§ **LISTA DE TAREAS**:
1. Transcriba literalmente el fragmento del texto sobre las tasas de paro que va desde «Nuestras tasas de» hasta «adecuadas a aplicar.».
2. Retome el texto sobre las tasas de paro a partir de su última oración y continúe su redacción.

§ **TEXTO EXTRAÍDO**:

■ ■ ■ ■ ■

Nuestras tasas de paro se explican por la estructura económica del país y unos hábitos culturales y de gestión que no colaboran en su resolución

Recordemos que a principios de este siglo llegamos a tener una cifra superior a los cuatro millones de desempleados, al tiempo que seguimos manteniéndonos (tristemente) como líderes del ranking europeo en esa materia. Nos hemos acostumbrado a vivir en una realidad que genera todo tipo de efectos sociales y que debería de hacernos caer la cara de vergüenza. Y aunque haya un consenso global en el diagnóstico (por parte de académicos, especialistas e interlocutores sociales, entre otros) los desacuerdos surgen en el momento de determinar cuáles son las medicinas más adecuadas a aplicar.

■ ■ ■ ■ ■

(Registros de una colección)
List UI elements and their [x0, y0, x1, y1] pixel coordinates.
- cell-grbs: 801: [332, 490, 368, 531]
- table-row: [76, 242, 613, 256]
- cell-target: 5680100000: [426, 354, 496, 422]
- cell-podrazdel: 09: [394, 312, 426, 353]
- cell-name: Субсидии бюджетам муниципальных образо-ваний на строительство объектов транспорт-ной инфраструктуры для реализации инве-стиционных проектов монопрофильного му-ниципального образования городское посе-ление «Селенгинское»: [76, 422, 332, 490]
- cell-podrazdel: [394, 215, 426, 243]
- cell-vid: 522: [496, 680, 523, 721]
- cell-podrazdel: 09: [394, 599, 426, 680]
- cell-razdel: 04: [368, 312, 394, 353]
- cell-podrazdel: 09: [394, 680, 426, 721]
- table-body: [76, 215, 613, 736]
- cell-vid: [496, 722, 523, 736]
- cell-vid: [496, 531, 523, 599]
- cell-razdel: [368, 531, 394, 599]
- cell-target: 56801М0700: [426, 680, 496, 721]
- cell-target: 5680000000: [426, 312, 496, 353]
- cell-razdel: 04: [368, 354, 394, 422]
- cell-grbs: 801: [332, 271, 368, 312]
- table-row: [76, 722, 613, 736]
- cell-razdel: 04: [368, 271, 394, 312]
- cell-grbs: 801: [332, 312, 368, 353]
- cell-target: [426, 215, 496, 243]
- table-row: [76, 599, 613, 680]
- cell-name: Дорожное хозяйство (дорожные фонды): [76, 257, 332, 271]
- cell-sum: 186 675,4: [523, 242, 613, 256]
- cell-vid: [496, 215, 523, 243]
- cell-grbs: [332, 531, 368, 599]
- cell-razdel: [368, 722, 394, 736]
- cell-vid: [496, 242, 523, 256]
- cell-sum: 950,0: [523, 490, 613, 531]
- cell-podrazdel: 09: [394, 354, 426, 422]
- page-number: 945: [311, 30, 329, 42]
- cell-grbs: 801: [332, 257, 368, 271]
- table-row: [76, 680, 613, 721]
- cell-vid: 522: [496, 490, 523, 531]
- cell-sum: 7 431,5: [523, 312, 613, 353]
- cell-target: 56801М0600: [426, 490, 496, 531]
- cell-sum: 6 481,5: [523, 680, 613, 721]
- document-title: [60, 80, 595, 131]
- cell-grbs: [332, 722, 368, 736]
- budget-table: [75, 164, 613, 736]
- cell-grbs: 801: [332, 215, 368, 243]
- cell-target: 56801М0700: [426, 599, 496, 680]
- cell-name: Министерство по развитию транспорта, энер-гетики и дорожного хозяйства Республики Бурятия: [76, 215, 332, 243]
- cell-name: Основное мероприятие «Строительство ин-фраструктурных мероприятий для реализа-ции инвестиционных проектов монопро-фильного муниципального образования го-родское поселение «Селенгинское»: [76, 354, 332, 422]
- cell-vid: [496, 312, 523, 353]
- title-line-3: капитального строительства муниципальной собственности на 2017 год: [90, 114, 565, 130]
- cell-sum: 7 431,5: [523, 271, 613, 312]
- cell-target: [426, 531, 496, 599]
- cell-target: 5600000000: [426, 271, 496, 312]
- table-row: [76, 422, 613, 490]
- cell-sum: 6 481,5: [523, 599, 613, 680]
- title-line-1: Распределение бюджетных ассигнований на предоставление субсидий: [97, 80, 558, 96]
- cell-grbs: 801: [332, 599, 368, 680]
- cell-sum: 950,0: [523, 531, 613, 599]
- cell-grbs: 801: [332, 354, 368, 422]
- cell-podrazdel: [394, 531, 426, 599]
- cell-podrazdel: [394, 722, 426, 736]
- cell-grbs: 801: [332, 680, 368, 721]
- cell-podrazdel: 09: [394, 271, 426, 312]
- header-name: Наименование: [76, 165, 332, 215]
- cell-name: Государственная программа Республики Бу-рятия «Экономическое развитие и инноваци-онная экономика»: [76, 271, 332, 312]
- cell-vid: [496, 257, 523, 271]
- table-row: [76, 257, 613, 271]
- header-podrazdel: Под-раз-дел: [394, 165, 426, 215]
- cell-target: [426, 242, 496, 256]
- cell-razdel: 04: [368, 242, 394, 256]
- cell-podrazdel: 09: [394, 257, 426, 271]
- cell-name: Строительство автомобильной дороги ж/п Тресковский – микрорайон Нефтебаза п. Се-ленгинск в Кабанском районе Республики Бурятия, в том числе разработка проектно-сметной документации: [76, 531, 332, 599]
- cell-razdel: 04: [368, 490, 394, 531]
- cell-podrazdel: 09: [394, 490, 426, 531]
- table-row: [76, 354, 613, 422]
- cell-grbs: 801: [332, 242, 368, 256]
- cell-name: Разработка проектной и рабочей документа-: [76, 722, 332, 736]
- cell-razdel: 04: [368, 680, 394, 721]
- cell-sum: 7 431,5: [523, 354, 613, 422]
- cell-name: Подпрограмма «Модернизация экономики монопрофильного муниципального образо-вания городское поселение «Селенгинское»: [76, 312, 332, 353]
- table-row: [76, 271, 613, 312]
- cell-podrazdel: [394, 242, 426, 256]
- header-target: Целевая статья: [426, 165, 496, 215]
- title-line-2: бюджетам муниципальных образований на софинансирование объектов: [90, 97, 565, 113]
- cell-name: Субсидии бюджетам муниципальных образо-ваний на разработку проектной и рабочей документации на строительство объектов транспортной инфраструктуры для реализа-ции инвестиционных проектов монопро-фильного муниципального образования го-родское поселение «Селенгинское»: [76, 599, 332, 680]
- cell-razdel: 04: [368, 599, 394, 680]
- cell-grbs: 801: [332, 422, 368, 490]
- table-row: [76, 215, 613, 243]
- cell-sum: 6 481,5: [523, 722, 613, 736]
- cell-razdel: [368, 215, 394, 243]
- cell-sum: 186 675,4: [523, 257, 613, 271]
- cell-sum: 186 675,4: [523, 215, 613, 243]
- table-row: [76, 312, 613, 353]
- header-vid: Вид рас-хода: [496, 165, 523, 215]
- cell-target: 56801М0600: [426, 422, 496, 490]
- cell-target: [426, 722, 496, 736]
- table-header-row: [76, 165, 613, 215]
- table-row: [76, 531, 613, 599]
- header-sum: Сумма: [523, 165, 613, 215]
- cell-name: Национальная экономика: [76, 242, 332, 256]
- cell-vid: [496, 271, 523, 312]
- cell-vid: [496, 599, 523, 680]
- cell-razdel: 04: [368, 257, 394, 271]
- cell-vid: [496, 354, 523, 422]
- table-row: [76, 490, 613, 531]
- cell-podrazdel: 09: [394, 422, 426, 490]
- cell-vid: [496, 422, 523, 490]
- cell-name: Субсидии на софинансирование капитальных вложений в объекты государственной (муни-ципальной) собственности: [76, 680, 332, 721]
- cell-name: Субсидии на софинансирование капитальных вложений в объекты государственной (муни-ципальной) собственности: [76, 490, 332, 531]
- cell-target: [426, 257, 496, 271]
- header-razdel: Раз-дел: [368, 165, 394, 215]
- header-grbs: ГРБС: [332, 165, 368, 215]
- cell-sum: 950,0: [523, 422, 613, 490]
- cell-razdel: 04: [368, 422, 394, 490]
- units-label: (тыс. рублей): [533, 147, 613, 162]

■ ■ ■ ■ ■

§ **RESPUESTAS POR TAREA**:
1.
Nuestras tasas de paro se explican por la estructura económica del país y unos hábitos culturales y de gestión que no colaboran en su resolución

Recordemos que a principios de este siglo llegamos a tener una cifra superior a los cuatro millones de desempleados, al tiempo que seguimos manteniéndonos (tristemente) como líderes del ranking europeo en esa materia. Nos hemos acostumbrado a vivir en una realidad que genera todo tipo de efectos sociales y que debería de hacernos caer la cara de vergüenza. Y aunque haya un consenso global en el diagnóstico (por parte de académicos, especialistas e interlocutores sociales, entre otros) los desacuerdos surgen en el momento de determinar cuáles son las medicinas más adecuadas a aplicar.

2.
Aquí, lo verdaderamente grave es que mientras tanto nos dedicamos a reconocer el problema (lo cual es un avance, sin duda, frente a situaciones precedentes), a desarrollar determinadas contabilidades creativas que tienden a minimizarlo, a traspasar la responsabilidad a terceros (ya sea coyunturas internacionales o nuevas tecnologías), a plantear su resolución en el nuevo semestre/año y, finalmente, a proponer y adoptar medidas cosméticas que no actúan sobre las raíces de los problemas.

A modo de ejemplo: estamos muy satisfechos por ser una de las economías que más crece en términos de empleo de la Unión Europea pero no disponemos de información y mucho menos de un análisis objetivo sobre la calidad de este empleo. Hemos dedicado mucho tiempo y esfuerzo al control horario sin saber muy bien cuál es su impacto y trascendencia real y algo similar podría afirmarse sobre la urgencia de regular la reducción del tiempo de trabajo. Un tema que sería mucho mejor dejar en manos de la autorregulación por las partes a través de la negociación colectiva cuando, además, este debate no está vinculado a la necesidad de implantar sistemas de reparto del trabajo disponible.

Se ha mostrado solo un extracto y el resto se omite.